──────── Material shown ────────

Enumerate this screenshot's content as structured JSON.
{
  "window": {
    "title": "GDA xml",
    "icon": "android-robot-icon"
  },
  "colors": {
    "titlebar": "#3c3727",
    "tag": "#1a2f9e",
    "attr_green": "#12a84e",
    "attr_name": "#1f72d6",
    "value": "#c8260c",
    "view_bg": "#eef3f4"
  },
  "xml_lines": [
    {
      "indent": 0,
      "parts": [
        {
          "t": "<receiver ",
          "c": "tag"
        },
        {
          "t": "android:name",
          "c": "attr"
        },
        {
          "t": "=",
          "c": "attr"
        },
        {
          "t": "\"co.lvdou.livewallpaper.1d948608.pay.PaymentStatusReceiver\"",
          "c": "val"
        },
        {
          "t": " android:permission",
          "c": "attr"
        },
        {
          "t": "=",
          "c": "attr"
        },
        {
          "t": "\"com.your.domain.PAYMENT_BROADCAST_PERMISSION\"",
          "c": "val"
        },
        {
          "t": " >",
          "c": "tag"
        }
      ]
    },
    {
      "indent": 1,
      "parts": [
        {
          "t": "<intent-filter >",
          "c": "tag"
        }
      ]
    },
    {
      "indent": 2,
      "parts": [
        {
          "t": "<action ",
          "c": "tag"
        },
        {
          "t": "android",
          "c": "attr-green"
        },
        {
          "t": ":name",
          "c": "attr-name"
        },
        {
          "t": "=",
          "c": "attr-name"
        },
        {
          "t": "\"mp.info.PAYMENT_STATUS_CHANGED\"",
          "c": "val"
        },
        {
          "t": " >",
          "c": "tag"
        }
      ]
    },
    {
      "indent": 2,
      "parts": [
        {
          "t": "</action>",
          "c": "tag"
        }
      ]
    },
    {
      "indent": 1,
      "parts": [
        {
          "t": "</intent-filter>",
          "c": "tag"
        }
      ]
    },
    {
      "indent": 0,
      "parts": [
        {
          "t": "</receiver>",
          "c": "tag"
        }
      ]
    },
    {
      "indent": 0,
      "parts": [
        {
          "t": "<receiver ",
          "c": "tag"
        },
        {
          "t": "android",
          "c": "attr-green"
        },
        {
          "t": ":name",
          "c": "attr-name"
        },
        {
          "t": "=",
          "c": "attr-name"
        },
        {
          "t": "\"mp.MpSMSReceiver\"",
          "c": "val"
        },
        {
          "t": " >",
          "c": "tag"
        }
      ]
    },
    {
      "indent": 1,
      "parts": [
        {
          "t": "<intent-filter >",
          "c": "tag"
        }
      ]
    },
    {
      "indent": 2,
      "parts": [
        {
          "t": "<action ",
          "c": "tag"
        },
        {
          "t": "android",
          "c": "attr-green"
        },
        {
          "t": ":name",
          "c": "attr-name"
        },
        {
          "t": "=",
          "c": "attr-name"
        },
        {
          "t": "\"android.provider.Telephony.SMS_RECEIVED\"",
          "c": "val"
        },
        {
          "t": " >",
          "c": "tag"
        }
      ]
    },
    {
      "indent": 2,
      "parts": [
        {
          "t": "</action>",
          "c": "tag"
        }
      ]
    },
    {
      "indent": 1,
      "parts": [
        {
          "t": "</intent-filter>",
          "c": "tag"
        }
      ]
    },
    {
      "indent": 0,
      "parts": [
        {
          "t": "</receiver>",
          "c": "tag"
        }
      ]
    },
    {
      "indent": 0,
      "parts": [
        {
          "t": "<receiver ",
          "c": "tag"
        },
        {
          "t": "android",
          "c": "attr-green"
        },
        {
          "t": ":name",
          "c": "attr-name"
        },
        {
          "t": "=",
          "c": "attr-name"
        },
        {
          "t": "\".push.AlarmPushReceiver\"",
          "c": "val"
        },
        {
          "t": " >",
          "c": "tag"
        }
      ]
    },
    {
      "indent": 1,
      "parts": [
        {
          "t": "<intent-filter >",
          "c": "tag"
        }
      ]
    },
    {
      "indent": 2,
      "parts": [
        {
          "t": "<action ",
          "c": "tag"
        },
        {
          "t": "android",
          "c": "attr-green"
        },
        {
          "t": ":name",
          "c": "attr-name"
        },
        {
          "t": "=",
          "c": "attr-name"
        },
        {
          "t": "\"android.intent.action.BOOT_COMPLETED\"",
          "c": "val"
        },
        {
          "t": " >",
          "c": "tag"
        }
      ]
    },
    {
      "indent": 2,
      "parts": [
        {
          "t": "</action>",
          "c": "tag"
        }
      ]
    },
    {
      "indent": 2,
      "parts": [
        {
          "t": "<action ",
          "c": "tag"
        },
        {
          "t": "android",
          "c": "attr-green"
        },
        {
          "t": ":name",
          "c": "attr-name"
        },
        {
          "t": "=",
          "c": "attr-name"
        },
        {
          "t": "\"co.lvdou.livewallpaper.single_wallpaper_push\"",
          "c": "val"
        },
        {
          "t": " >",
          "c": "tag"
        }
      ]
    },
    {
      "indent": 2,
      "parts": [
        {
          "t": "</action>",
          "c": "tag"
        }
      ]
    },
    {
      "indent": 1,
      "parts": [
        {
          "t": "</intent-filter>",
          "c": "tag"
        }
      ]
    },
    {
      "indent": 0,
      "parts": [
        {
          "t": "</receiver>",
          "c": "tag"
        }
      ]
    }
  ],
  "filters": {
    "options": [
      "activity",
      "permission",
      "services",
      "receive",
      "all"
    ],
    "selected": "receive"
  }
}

────────
──────── Material shown ────────

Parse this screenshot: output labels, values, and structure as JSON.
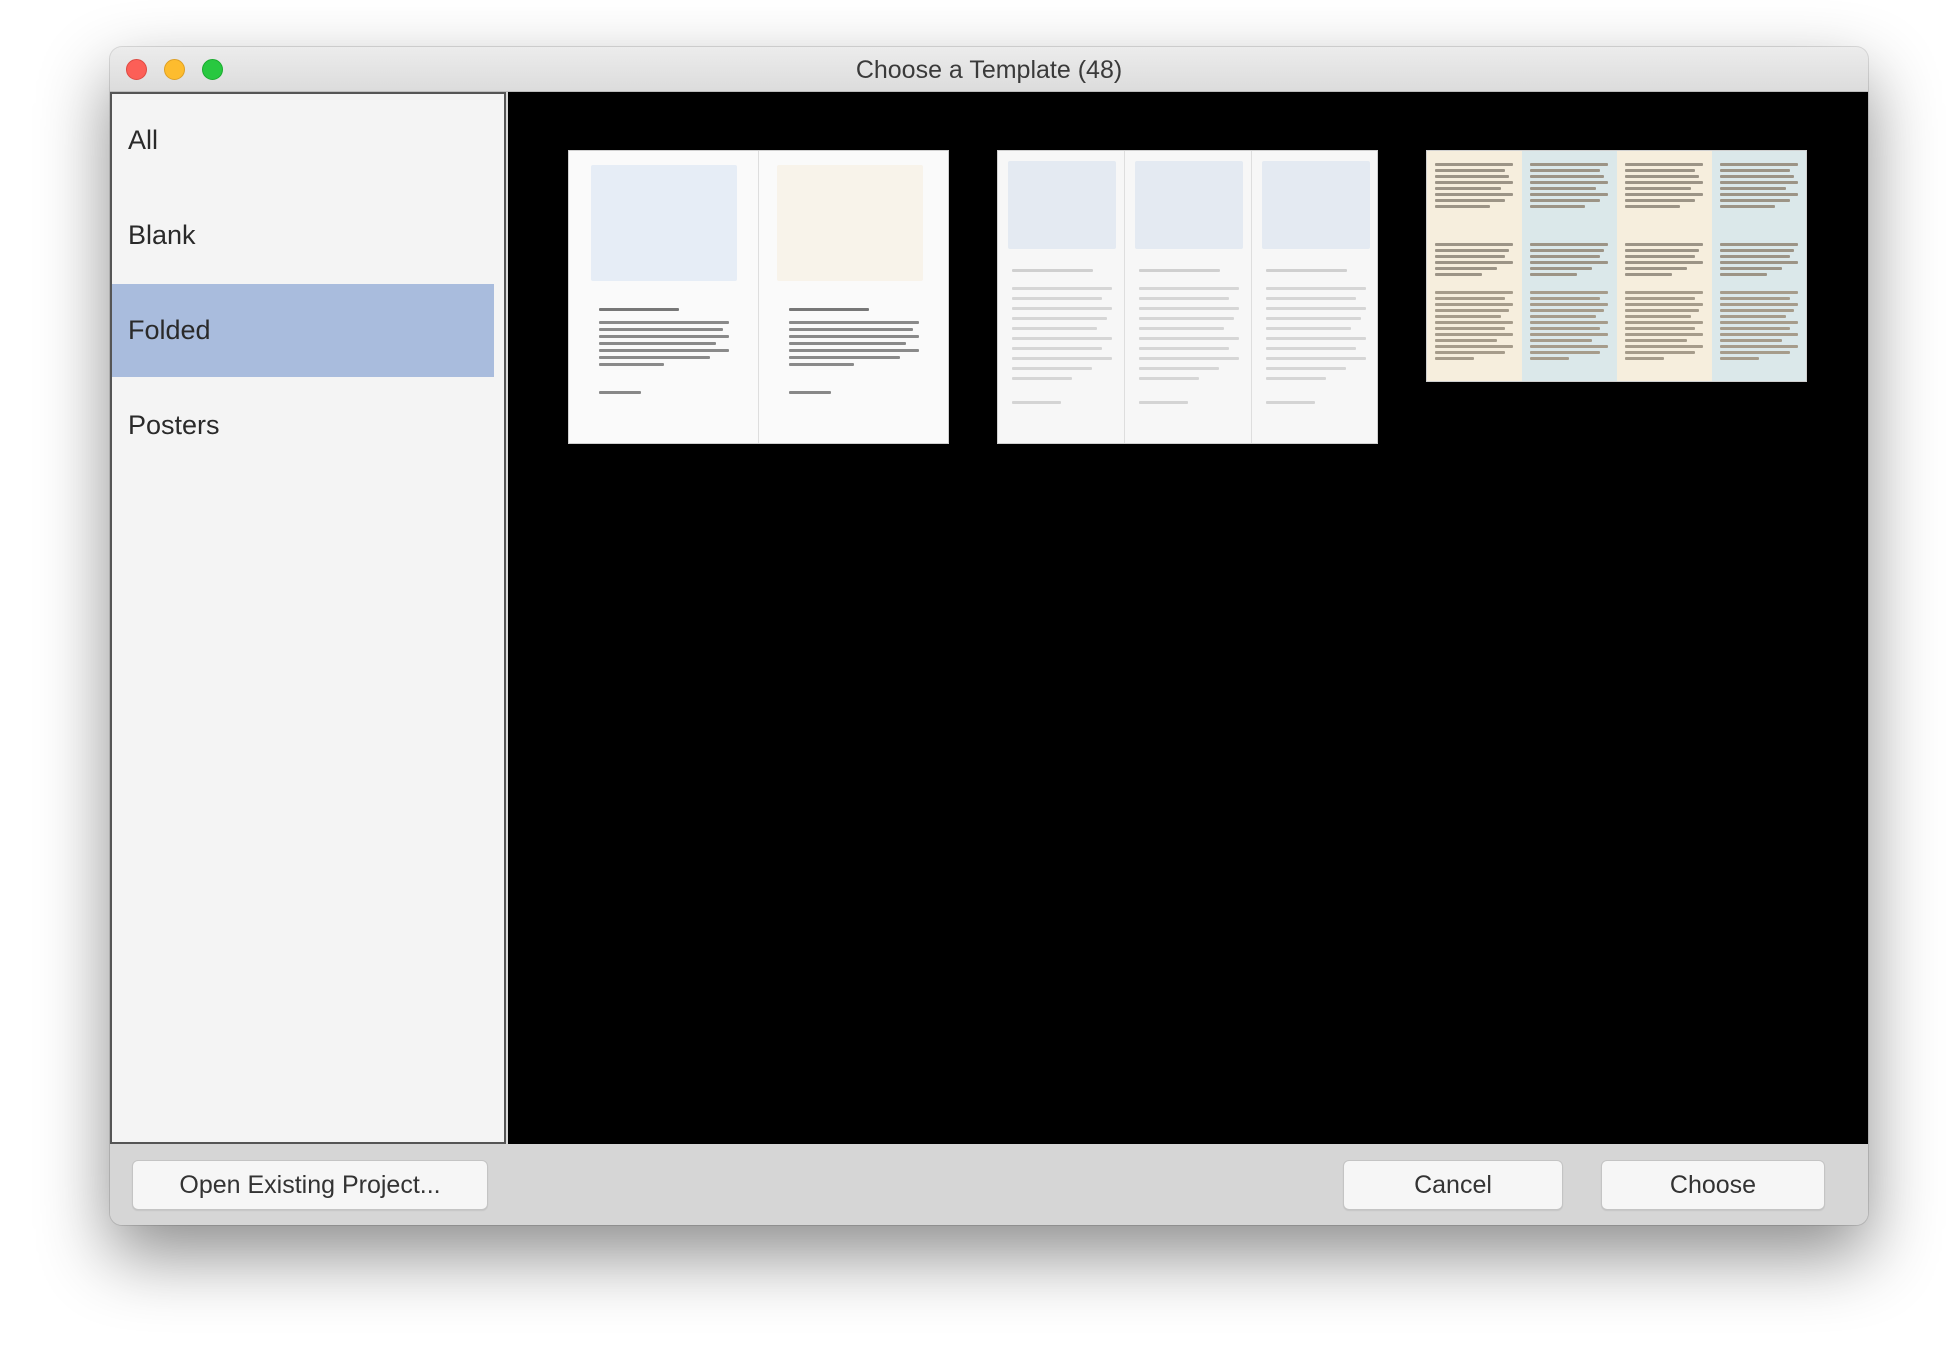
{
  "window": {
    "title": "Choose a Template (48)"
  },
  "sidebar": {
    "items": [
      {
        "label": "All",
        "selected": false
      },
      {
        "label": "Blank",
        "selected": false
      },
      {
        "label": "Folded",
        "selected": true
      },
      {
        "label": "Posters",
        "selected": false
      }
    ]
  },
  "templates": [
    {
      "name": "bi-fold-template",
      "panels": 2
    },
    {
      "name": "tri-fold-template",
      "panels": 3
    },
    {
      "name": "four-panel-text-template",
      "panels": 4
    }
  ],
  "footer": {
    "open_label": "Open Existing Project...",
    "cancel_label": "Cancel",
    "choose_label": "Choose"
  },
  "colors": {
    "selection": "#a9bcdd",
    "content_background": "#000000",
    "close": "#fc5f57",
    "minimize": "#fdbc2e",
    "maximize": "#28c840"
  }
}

────────

- **Written task**:
Copy out every line in the listing where the word "JSON" appears.

- **Result**:
Enumerate this screenshot's content as structured JSON.
Parse this screenshot: output labels, values, and structure as JSON.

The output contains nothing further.